Look over the entries that follow and work out how many lines contain "辽宁电子出版社有限责任公司". State the number only.
--- start of Given data ---
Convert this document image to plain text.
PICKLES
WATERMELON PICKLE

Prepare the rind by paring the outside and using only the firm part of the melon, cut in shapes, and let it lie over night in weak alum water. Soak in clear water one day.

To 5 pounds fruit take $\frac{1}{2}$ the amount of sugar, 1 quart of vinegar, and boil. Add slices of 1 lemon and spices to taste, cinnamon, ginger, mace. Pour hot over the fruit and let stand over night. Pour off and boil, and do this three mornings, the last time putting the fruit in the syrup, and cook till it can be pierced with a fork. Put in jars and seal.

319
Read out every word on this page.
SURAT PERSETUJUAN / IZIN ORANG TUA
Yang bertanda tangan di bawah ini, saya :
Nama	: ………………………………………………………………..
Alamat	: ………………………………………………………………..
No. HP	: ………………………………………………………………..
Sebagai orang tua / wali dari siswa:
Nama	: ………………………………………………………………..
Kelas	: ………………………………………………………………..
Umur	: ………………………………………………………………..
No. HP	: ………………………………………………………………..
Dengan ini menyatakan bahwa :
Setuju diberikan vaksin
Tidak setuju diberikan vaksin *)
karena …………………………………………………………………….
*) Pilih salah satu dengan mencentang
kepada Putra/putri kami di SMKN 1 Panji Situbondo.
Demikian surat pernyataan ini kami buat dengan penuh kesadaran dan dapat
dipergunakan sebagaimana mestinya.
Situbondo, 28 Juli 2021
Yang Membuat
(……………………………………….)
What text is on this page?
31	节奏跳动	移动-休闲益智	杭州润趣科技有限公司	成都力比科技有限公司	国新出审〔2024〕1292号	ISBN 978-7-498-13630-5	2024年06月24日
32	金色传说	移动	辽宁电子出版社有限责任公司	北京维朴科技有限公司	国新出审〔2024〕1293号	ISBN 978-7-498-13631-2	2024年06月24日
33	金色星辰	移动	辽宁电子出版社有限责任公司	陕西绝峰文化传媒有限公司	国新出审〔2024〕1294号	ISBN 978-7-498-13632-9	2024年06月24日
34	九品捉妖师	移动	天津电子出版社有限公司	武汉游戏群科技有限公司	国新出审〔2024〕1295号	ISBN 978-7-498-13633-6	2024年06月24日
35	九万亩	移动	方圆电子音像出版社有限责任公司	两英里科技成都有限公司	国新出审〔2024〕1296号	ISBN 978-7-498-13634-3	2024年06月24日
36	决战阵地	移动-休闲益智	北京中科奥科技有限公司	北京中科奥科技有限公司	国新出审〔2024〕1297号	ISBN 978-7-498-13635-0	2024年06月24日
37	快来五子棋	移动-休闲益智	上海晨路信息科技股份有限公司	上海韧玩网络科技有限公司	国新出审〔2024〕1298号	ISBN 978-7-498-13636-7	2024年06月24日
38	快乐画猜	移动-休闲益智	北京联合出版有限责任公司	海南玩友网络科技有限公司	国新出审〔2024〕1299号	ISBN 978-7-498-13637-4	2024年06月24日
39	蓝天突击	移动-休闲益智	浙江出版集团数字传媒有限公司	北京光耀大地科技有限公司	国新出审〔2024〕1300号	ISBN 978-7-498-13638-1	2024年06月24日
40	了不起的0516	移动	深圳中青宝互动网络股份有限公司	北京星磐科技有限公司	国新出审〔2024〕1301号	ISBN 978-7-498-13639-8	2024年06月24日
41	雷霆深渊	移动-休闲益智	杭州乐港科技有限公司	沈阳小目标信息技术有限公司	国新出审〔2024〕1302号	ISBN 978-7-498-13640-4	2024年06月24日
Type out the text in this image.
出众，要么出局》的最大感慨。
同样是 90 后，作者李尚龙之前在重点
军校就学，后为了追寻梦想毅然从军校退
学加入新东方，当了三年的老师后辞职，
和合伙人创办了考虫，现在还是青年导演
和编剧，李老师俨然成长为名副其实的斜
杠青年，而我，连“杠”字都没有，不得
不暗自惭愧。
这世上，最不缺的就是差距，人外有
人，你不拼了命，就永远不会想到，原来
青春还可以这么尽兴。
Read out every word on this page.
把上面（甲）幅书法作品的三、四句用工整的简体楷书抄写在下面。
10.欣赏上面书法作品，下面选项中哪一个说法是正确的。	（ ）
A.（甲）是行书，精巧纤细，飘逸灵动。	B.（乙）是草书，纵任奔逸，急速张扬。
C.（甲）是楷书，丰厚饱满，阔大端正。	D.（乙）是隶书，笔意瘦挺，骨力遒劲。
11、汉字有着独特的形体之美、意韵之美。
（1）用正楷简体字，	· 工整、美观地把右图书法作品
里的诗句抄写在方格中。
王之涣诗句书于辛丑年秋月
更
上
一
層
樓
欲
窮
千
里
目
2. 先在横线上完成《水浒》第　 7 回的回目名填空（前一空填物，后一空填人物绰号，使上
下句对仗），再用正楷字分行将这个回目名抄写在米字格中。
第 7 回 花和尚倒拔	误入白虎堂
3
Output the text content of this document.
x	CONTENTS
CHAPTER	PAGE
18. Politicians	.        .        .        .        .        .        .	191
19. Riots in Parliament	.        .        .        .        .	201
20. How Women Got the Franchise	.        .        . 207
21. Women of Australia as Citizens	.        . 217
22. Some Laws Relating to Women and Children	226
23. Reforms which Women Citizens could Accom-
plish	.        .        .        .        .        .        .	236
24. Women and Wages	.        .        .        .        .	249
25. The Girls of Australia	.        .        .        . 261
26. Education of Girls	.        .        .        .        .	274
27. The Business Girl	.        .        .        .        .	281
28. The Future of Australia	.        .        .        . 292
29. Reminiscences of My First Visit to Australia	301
--- end of Given data ---
(Result) 2